§ Supplied records
■ ■ ■
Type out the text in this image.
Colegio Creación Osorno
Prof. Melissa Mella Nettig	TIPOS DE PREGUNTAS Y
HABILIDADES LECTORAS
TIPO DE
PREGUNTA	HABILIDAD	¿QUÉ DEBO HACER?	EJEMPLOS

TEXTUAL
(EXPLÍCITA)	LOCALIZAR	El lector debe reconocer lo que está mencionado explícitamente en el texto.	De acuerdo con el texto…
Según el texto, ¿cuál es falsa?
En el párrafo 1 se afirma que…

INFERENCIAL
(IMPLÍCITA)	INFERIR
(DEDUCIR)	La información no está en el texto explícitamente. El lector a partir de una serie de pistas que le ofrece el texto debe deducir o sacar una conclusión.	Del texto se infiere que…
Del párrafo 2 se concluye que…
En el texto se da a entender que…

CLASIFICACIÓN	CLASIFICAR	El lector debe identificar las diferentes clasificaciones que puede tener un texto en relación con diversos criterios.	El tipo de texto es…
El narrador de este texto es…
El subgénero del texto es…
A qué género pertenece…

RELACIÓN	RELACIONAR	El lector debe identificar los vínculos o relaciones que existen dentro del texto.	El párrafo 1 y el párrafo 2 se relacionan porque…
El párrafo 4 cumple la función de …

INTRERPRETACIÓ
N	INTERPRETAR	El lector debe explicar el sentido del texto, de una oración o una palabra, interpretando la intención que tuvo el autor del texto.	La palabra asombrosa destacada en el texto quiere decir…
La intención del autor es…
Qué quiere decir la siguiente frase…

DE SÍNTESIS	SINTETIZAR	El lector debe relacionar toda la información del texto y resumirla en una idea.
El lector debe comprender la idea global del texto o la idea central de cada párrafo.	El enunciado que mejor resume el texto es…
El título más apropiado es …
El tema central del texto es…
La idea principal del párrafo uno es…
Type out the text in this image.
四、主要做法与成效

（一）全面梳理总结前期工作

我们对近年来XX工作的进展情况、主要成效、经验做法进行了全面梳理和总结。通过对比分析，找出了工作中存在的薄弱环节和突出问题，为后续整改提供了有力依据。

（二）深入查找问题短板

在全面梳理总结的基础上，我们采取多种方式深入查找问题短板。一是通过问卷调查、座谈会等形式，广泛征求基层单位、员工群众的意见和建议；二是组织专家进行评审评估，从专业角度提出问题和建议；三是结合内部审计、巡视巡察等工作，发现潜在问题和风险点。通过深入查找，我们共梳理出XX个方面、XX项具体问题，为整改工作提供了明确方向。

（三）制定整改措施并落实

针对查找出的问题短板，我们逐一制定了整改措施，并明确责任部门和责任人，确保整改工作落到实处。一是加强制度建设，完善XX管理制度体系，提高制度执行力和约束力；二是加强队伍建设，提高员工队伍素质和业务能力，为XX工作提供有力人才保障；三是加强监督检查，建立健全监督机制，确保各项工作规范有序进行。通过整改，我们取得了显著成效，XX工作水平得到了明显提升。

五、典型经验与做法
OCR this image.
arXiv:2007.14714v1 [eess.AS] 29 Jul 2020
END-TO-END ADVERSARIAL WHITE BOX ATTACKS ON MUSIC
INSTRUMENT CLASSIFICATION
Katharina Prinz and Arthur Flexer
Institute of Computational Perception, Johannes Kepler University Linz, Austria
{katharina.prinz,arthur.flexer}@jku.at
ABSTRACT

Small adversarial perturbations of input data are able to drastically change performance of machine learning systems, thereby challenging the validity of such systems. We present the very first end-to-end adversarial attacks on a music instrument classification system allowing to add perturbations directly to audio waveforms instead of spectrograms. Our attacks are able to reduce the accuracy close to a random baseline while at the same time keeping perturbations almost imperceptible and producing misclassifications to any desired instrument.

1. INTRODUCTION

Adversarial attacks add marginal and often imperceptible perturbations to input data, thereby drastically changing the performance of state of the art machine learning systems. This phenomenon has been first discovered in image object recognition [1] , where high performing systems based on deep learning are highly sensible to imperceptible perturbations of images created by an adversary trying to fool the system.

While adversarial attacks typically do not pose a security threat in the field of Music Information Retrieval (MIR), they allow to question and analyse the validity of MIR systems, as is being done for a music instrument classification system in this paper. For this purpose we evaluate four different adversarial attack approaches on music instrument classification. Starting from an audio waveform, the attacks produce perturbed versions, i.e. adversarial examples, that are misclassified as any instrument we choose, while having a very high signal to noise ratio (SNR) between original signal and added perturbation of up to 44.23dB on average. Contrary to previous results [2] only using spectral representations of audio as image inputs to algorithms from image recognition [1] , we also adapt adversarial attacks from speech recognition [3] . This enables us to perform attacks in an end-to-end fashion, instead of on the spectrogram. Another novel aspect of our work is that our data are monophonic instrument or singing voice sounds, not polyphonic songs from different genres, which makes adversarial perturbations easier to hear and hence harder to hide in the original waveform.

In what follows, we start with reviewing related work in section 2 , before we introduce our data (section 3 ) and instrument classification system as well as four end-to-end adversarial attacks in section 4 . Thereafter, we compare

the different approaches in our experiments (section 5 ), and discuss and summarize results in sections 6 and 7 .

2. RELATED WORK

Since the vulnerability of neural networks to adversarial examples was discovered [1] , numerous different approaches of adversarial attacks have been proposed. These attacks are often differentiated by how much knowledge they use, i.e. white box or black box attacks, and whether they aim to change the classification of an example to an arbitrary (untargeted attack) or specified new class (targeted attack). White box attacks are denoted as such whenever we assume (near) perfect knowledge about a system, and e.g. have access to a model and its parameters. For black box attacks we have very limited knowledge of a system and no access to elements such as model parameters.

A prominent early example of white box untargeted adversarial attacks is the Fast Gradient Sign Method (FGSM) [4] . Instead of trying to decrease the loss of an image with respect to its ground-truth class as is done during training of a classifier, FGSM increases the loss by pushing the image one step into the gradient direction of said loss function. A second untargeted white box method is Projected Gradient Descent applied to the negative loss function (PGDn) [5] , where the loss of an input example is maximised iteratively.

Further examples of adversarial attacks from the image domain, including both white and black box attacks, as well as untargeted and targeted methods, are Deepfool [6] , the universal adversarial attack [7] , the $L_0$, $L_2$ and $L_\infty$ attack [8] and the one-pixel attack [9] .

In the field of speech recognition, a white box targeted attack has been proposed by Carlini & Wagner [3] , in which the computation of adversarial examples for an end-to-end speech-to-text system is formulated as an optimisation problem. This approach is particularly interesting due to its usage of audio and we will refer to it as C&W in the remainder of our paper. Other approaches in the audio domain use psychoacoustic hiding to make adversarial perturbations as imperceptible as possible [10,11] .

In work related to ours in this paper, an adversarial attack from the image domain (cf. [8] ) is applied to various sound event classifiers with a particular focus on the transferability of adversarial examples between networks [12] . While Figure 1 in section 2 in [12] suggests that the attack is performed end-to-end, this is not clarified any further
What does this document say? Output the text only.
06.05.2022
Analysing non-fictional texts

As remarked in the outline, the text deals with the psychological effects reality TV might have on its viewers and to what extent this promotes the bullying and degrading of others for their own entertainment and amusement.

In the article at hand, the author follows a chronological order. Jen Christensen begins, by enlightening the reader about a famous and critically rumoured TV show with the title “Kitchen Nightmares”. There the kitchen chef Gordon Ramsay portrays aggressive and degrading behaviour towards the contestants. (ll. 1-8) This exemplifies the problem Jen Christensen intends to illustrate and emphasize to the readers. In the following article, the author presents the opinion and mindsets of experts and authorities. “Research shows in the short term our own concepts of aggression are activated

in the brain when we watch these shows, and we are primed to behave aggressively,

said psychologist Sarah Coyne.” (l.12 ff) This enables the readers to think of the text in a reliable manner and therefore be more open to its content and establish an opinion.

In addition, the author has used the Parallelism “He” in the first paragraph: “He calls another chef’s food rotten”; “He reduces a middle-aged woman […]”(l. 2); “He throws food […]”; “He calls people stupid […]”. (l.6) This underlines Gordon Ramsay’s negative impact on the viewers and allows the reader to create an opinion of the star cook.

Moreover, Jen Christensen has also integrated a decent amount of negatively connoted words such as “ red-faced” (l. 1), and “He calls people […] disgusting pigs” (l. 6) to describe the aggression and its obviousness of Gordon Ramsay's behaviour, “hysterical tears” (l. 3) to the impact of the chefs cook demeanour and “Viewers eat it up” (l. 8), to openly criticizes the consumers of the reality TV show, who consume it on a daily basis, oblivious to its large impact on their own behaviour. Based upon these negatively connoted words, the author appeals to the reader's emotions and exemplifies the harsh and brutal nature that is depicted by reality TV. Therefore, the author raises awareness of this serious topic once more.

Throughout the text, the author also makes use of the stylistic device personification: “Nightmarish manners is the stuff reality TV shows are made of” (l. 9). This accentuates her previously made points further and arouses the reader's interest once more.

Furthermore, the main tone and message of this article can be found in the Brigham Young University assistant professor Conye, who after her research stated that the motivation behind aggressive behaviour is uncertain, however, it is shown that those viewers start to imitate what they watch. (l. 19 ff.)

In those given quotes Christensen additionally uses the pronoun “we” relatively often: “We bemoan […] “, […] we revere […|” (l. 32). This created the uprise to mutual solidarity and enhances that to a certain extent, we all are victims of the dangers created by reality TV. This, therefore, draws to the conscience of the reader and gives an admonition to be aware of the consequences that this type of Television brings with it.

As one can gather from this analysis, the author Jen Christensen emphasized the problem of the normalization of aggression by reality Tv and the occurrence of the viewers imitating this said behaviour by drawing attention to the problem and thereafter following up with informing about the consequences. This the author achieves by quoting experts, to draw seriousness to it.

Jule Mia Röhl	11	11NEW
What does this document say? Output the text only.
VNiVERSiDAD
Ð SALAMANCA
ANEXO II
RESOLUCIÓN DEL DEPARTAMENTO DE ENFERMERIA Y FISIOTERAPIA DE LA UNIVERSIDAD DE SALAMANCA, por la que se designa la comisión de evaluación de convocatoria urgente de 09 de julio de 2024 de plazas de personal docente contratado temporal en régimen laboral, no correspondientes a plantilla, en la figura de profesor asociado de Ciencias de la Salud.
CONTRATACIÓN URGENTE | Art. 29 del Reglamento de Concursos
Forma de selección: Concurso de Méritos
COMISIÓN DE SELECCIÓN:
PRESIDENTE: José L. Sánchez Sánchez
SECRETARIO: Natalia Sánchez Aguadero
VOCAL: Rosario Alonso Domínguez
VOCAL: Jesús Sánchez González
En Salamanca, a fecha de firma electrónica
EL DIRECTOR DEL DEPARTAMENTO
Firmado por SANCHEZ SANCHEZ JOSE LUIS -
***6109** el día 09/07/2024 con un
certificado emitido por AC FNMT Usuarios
■ ■ ■
Using the listing above, say how many of its lines contain the string "where", giving nothing but the figure.

2